Records from a dataset:

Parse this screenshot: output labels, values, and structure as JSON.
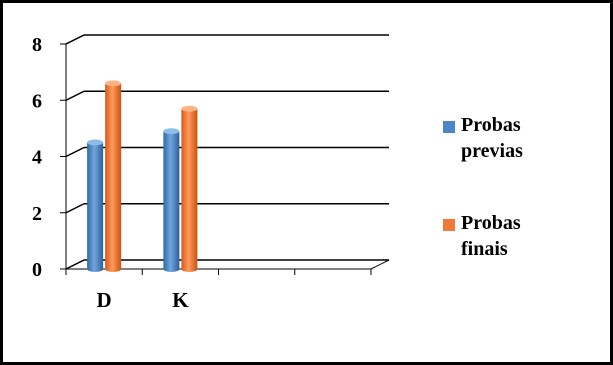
{
  "chart_data": {
    "type": "bar",
    "categories": [
      "D",
      "K"
    ],
    "series": [
      {
        "name": "Probas previas",
        "values": [
          4.5,
          4.9
        ]
      },
      {
        "name": "Probas finais",
        "values": [
          6.6,
          5.7
        ]
      }
    ],
    "ylim": [
      0,
      8
    ],
    "yticks": [
      0,
      2,
      4,
      6,
      8
    ],
    "grid": true,
    "legend_position": "right",
    "colors": [
      "#4A86C8",
      "#F07A35"
    ]
  }
}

## Short problem
Set the pictures aside and transcribe the data above exactly.

## Output
Parse this screenshot: output labels, values, and structure as JSON.
{
  "chart_data": {
    "type": "bar",
    "categories": [
      "D",
      "K"
    ],
    "series": [
      {
        "name": "Probas previas",
        "values": [
          4.5,
          4.9
        ]
      },
      {
        "name": "Probas finais",
        "values": [
          6.6,
          5.7
        ]
      }
    ],
    "ylim": [
      0,
      8
    ],
    "yticks": [
      0,
      2,
      4,
      6,
      8
    ],
    "grid": true,
    "legend_position": "right",
    "colors": [
      "#4A86C8",
      "#F07A35"
    ]
  }
}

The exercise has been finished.